- **Data rows**:
+===+
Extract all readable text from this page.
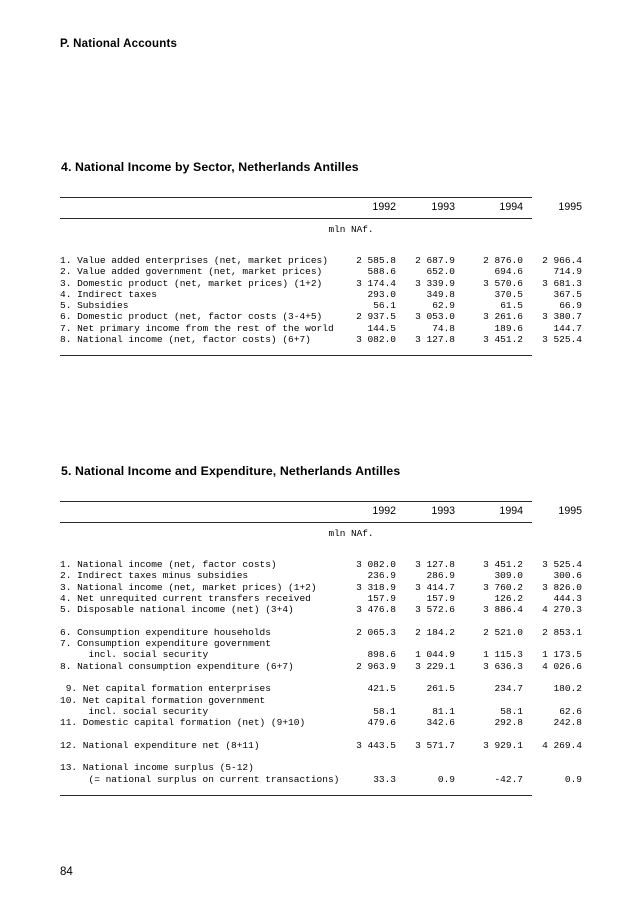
P. National Accounts
4. National Income by Sector, Netherlands Antilles
1992	1993	1994	1995
mln NAf.
1. Value added enterprises (net, market prices)	2 585.8	2 687.9	2 876.0	2 966.4
2. Value added government (net, market prices)	588.6	652.0	694.6	714.9
3. Domestic product (net, market prices) (1+2)	3 174.4	3 339.9	3 570.6	3 681.3
4. Indirect taxes	293.0	349.8	370.5	367.5
5. Subsidies	56.1	62.9	61.5	66.9
6. Domestic product (net, factor costs (3-4+5)	2 937.5	3 053.0	3 261.6	3 380.7
7. Net primary income from the rest of the world	144.5	74.8	189.6	144.7
8. National income (net, factor costs) (6+7)	3 082.0	3 127.8	3 451.2	3 525.4
5. National Income and Expenditure, Netherlands Antilles
1992	1993	1994	1995
mln NAf.
1. National income (net, factor costs)	3 082.0	3 127.8	3 451.2	3 525.4
2. Indirect taxes minus subsidies	236.9	286.9	309.0	300.6
3. National income (net, market prices) (1+2)	3 318.9	3 414.7	3 760.2	3 826.0
4. Net unrequited current transfers received	157.9	157.9	126.2	444.3
5. Disposable national income (net) (3+4)	3 476.8	3 572.6	3 886.4	4 270.3
6. Consumption expenditure households	2 065.3	2 184.2	2 521.0	2 853.1
7. Consumption expenditure government
incl. social security	898.6	1 044.9	1 115.3	1 173.5
8. National consumption expenditure (6+7)	2 963.9	3 229.1	3 636.3	4 026.6
9. Net capital formation enterprises	421.5	261.5	234.7	180.2
10. Net capital formation government
incl. social security	58.1	81.1	58.1	62.6
11. Domestic capital formation (net) (9+10)	479.6	342.6	292.8	242.8
12. National expenditure net (8+11)	3 443.5	3 571.7	3 929.1	4 269.4
13. National income surplus (5-12)
(= national surplus on current transactions)	33.3	0.9	-42.7	0.9
84
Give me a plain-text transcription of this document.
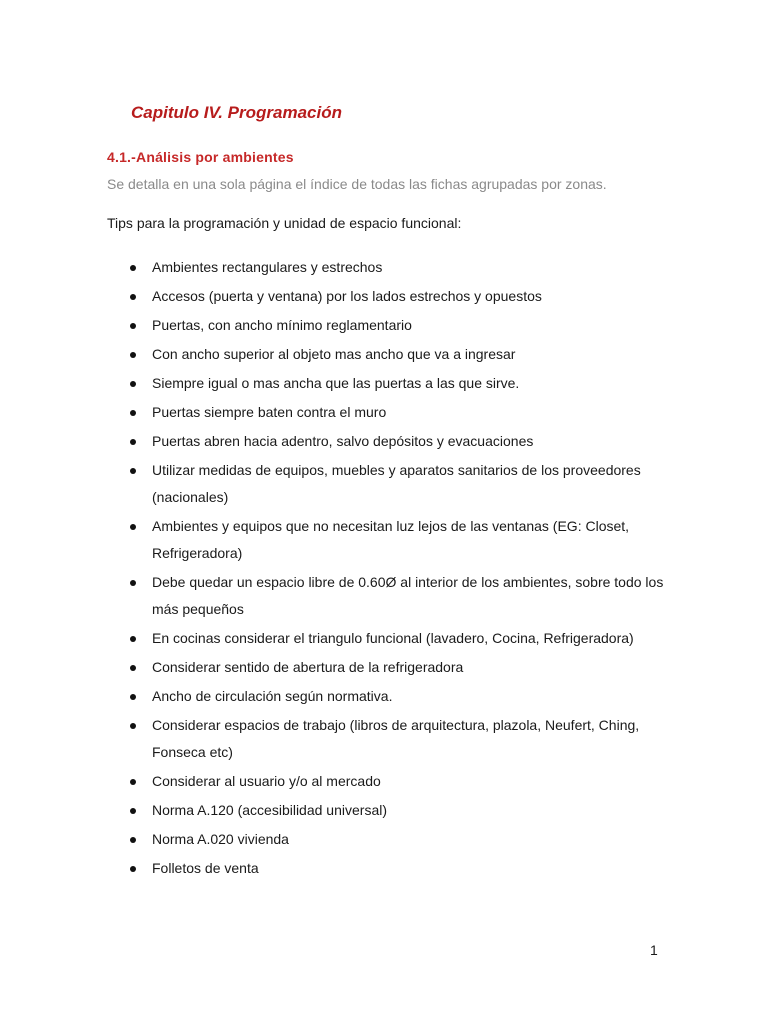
Capitulo IV. Programación
4.1.-Análisis por ambientes

Se detalla en una sola página el índice de todas las fichas agrupadas por zonas.

Tips para la programación y unidad de espacio funcional:

Ambientes rectangulares y estrechos
Accesos (puerta y ventana) por los lados estrechos y opuestos
Puertas, con ancho mínimo reglamentario
Con ancho superior al objeto mas ancho que va a ingresar
Siempre igual o mas ancha que las puertas a las que sirve.
Puertas siempre baten contra el muro
Puertas abren hacia adentro, salvo depósitos y evacuaciones
Utilizar medidas de equipos, muebles y aparatos sanitarios de los proveedores (nacionales)
Ambientes y equipos que no necesitan luz lejos de las ventanas (EG: Closet, Refrigeradora)
Debe quedar un espacio libre de 0.60Ø al interior de los ambientes, sobre todo los más pequeños
En cocinas considerar el triangulo funcional (lavadero, Cocina, Refrigeradora)
Considerar sentido de abertura de la refrigeradora
Ancho de circulación según normativa.
Considerar espacios de trabajo (libros de arquitectura, plazola, Neufert, Ching, Fonseca etc)
Considerar al usuario y/o al mercado
Norma A.120 (accesibilidad universal)
Norma A.020 vivienda
Folletos de venta
1
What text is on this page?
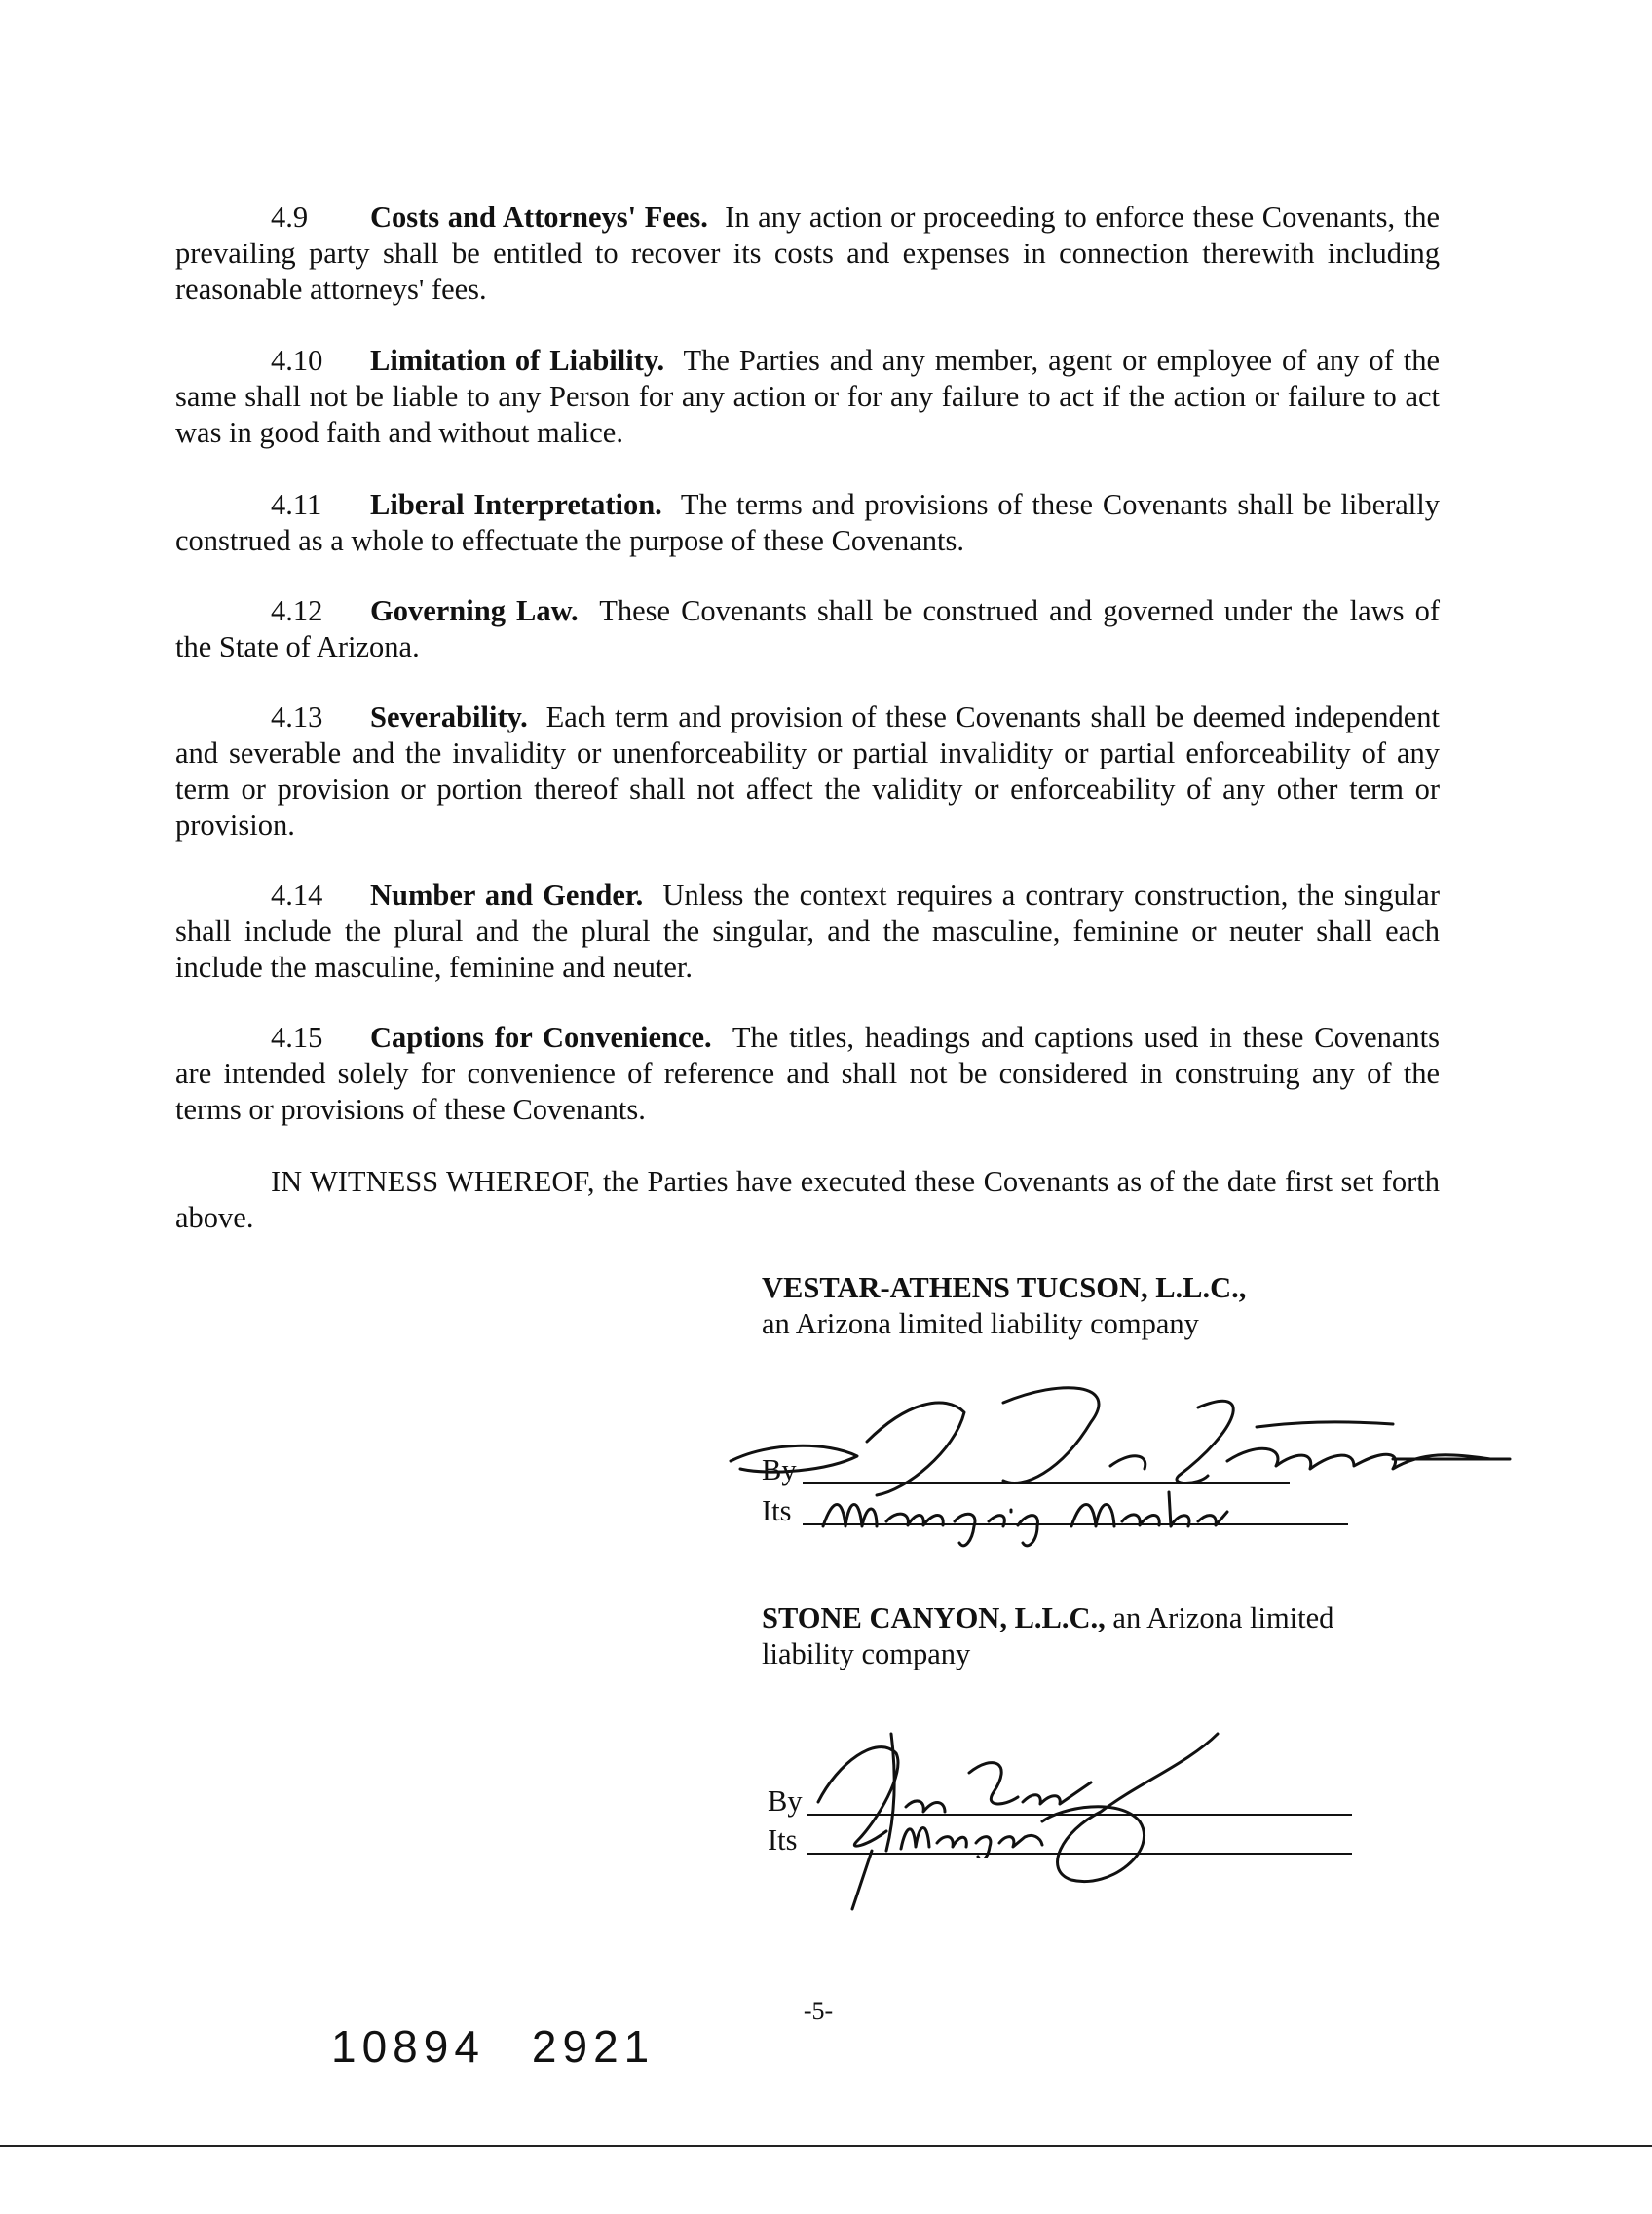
4.9 Costs and Attorneys' Fees. In any action or proceeding to enforce these Covenants, the prevailing party shall be entitled to recover its costs and expenses in connection therewith including reasonable attorneys' fees.

4.10 Limitation of Liability. The Parties and any member, agent or employee of any of the same shall not be liable to any Person for any action or for any failure to act if the action or failure to act was in good faith and without malice.

4.11 Liberal Interpretation. The terms and provisions of these Covenants shall be liberally construed as a whole to effectuate the purpose of these Covenants.

4.12 Governing Law. These Covenants shall be construed and governed under the laws of the State of Arizona.

4.13 Severability. Each term and provision of these Covenants shall be deemed independent and severable and the invalidity or unenforceability or partial invalidity or partial enforceability of any term or provision or portion thereof shall not affect the validity or enforceability of any other term or provision.

4.14 Number and Gender. Unless the context requires a contrary construction, the singular shall include the plural and the plural the singular, and the masculine, feminine or neuter shall each include the masculine, feminine and neuter.

4.15 Captions for Convenience. The titles, headings and captions used in these Covenants are intended solely for convenience of reference and shall not be considered in construing any of the terms or provisions of these Covenants.

IN WITNESS WHEREOF, the Parties have executed these Covenants as of the date first set forth above.

VESTAR-ATHENS TUCSON, L.L.C.,
an Arizona limited liability company
By
Its
STONE CANYON, L.L.C., an Arizona limited liability company
By
Its
-5-
10894 2921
+===+
- **Challenge**: Every line above should be returned exactly; the pictures stay out.

- **Completed task**:
Extract all readable text from this page.
P. National Accounts
4. National Income by Sector, Netherlands Antilles
1992	1993	1994	1995
mln NAf.
1. Value added enterprises (net, market prices)	2 585.8	2 687.9	2 876.0	2 966.4
2. Value added government (net, market prices)	588.6	652.0	694.6	714.9
3. Domestic product (net, market prices) (1+2)	3 174.4	3 339.9	3 570.6	3 681.3
4. Indirect taxes	293.0	349.8	370.5	367.5
5. Subsidies	56.1	62.9	61.5	66.9
6. Domestic product (net, factor costs (3-4+5)	2 937.5	3 053.0	3 261.6	3 380.7
7. Net primary income from the rest of the world	144.5	74.8	189.6	144.7
8. National income (net, factor costs) (6+7)	3 082.0	3 127.8	3 451.2	3 525.4
5. National Income and Expenditure, Netherlands Antilles
1992	1993	1994	1995
mln NAf.
1. National income (net, factor costs)	3 082.0	3 127.8	3 451.2	3 525.4
2. Indirect taxes minus subsidies	236.9	286.9	309.0	300.6
3. National income (net, market prices) (1+2)	3 318.9	3 414.7	3 760.2	3 826.0
4. Net unrequited current transfers received	157.9	157.9	126.2	444.3
5. Disposable national income (net) (3+4)	3 476.8	3 572.6	3 886.4	4 270.3
6. Consumption expenditure households	2 065.3	2 184.2	2 521.0	2 853.1
7. Consumption expenditure government
incl. social security	898.6	1 044.9	1 115.3	1 173.5
8. National consumption expenditure (6+7)	2 963.9	3 229.1	3 636.3	4 026.6
9. Net capital formation enterprises	421.5	261.5	234.7	180.2
10. Net capital formation government
incl. social security	58.1	81.1	58.1	62.6
11. Domestic capital formation (net) (9+10)	479.6	342.6	292.8	242.8
12. National expenditure net (8+11)	3 443.5	3 571.7	3 929.1	4 269.4
13. National income surplus (5-12)
(= national surplus on current transactions)	33.3	0.9	-42.7	0.9
84
Give me a plain-text transcription of this document.
Capitulo IV. Programación
4.1.-Análisis por ambientes

Se detalla en una sola página el índice de todas las fichas agrupadas por zonas.

Tips para la programación y unidad de espacio funcional:

Ambientes rectangulares y estrechos
Accesos (puerta y ventana) por los lados estrechos y opuestos
Puertas, con ancho mínimo reglamentario
Con ancho superior al objeto mas ancho que va a ingresar
Siempre igual o mas ancha que las puertas a las que sirve.
Puertas siempre baten contra el muro
Puertas abren hacia adentro, salvo depósitos y evacuaciones
Utilizar medidas de equipos, muebles y aparatos sanitarios de los proveedores (nacionales)
Ambientes y equipos que no necesitan luz lejos de las ventanas (EG: Closet, Refrigeradora)
Debe quedar un espacio libre de 0.60Ø al interior de los ambientes, sobre todo los más pequeños
En cocinas considerar el triangulo funcional (lavadero, Cocina, Refrigeradora)
Considerar sentido de abertura de la refrigeradora
Ancho de circulación según normativa.
Considerar espacios de trabajo (libros de arquitectura, plazola, Neufert, Ching, Fonseca etc)
Considerar al usuario y/o al mercado
Norma A.120 (accesibilidad universal)
Norma A.020 vivienda
Folletos de venta
1
What text is on this page?
4.9 Costs and Attorneys' Fees. In any action or proceeding to enforce these Covenants, the prevailing party shall be entitled to recover its costs and expenses in connection therewith including reasonable attorneys' fees.

4.10 Limitation of Liability. The Parties and any member, agent or employee of any of the same shall not be liable to any Person for any action or for any failure to act if the action or failure to act was in good faith and without malice.

4.11 Liberal Interpretation. The terms and provisions of these Covenants shall be liberally construed as a whole to effectuate the purpose of these Covenants.

4.12 Governing Law. These Covenants shall be construed and governed under the laws of the State of Arizona.

4.13 Severability. Each term and provision of these Covenants shall be deemed independent and severable and the invalidity or unenforceability or partial invalidity or partial enforceability of any term or provision or portion thereof shall not affect the validity or enforceability of any other term or provision.

4.14 Number and Gender. Unless the context requires a contrary construction, the singular shall include the plural and the plural the singular, and the masculine, feminine or neuter shall each include the masculine, feminine and neuter.

4.15 Captions for Convenience. The titles, headings and captions used in these Covenants are intended solely for convenience of reference and shall not be considered in construing any of the terms or provisions of these Covenants.

IN WITNESS WHEREOF, the Parties have executed these Covenants as of the date first set forth above.

VESTAR-ATHENS TUCSON, L.L.C.,
an Arizona limited liability company
By
Its
STONE CANYON, L.L.C., an Arizona limited liability company
By
Its
-5-
10894 2921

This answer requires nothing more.